◆ **GIVEN PROBLEM**
Will you output the entries below exactly, skipping every image they contain?

::: RECORDS FOR THE TASK :::

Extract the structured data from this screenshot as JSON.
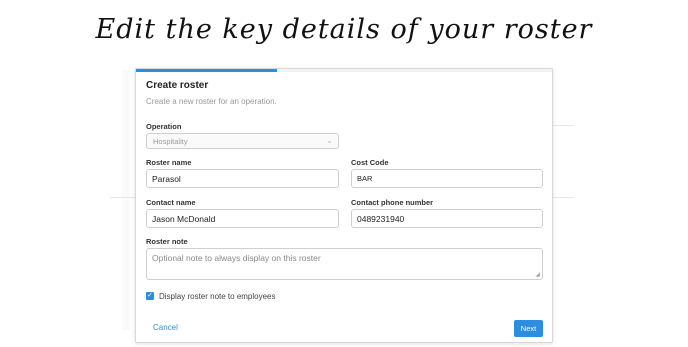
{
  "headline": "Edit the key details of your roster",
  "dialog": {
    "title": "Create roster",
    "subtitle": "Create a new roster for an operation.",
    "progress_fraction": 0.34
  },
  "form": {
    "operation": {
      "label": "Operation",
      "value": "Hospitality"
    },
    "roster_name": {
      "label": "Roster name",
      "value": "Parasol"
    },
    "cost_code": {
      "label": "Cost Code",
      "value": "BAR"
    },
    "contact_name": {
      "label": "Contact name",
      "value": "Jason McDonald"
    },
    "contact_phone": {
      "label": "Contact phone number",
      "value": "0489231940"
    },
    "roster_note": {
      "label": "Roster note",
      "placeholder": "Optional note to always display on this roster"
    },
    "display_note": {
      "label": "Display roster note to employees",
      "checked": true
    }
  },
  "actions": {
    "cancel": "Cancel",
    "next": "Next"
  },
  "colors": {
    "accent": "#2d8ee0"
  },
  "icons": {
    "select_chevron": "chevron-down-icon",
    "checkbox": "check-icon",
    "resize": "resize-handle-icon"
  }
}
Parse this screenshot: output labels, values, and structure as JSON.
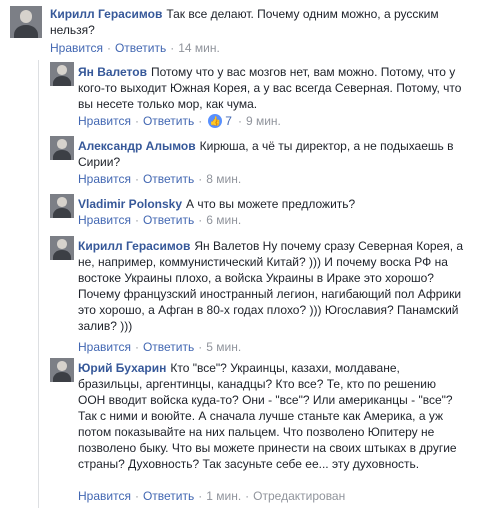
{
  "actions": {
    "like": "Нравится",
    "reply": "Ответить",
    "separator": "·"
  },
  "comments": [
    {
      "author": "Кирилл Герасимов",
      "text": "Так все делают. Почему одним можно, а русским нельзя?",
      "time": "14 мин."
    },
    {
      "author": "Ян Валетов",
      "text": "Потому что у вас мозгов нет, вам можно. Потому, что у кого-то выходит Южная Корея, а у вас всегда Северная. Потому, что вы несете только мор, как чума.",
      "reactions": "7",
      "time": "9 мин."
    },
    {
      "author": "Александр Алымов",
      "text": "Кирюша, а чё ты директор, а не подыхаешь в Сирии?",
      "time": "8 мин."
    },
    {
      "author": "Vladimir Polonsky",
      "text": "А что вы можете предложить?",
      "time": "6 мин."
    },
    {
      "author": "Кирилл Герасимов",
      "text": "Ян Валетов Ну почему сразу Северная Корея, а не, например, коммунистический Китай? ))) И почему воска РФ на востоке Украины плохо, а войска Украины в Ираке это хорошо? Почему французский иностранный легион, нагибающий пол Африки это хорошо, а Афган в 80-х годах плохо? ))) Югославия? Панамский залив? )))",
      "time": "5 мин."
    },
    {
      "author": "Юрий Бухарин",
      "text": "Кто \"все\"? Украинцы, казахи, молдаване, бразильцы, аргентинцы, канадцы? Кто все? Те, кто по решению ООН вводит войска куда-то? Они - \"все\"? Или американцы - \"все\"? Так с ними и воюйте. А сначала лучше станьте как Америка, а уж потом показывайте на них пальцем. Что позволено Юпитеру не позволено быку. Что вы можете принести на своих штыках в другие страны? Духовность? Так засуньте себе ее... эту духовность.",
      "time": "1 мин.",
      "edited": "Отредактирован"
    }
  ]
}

:::

◆ **TASK RESPONSE**
Extract the structured data from this screenshot as JSON.
{
  "headline": "Edit the key details of your roster",
  "dialog": {
    "title": "Create roster",
    "subtitle": "Create a new roster for an operation.",
    "progress_fraction": 0.34
  },
  "form": {
    "operation": {
      "label": "Operation",
      "value": "Hospitality"
    },
    "roster_name": {
      "label": "Roster name",
      "value": "Parasol"
    },
    "cost_code": {
      "label": "Cost Code",
      "value": "BAR"
    },
    "contact_name": {
      "label": "Contact name",
      "value": "Jason McDonald"
    },
    "contact_phone": {
      "label": "Contact phone number",
      "value": "0489231940"
    },
    "roster_note": {
      "label": "Roster note",
      "placeholder": "Optional note to always display on this roster"
    },
    "display_note": {
      "label": "Display roster note to employees",
      "checked": true
    }
  },
  "actions": {
    "cancel": "Cancel",
    "next": "Next"
  },
  "colors": {
    "accent": "#2d8ee0"
  },
  "icons": {
    "select_chevron": "chevron-down-icon",
    "checkbox": "check-icon",
    "resize": "resize-handle-icon"
  }
}
Parse this screenshot: output labels, values, and structure as JSON.
{
  "actions": {
    "like": "Нравится",
    "reply": "Ответить",
    "separator": "·"
  },
  "comments": [
    {
      "author": "Кирилл Герасимов",
      "text": "Так все делают. Почему одним можно, а русским нельзя?",
      "time": "14 мин."
    },
    {
      "author": "Ян Валетов",
      "text": "Потому что у вас мозгов нет, вам можно. Потому, что у кого-то выходит Южная Корея, а у вас всегда Северная. Потому, что вы несете только мор, как чума.",
      "reactions": "7",
      "time": "9 мин."
    },
    {
      "author": "Александр Алымов",
      "text": "Кирюша, а чё ты директор, а не подыхаешь в Сирии?",
      "time": "8 мин."
    },
    {
      "author": "Vladimir Polonsky",
      "text": "А что вы можете предложить?",
      "time": "6 мин."
    },
    {
      "author": "Кирилл Герасимов",
      "text": "Ян Валетов Ну почему сразу Северная Корея, а не, например, коммунистический Китай? ))) И почему воска РФ на востоке Украины плохо, а войска Украины в Ираке это хорошо? Почему французский иностранный легион, нагибающий пол Африки это хорошо, а Афган в 80-х годах плохо? ))) Югославия? Панамский залив? )))",
      "time": "5 мин."
    },
    {
      "author": "Юрий Бухарин",
      "text": "Кто \"все\"? Украинцы, казахи, молдаване, бразильцы, аргентинцы, канадцы? Кто все? Те, кто по решению ООН вводит войска куда-то? Они - \"все\"? Или американцы - \"все\"? Так с ними и воюйте. А сначала лучше станьте как Америка, а уж потом показывайте на них пальцем. Что позволено Юпитеру не позволено быку. Что вы можете принести на своих штыках в другие страны? Духовность? Так засуньте себе ее... эту духовность.",
      "time": "1 мин.",
      "edited": "Отредактирован"
    }
  ]
}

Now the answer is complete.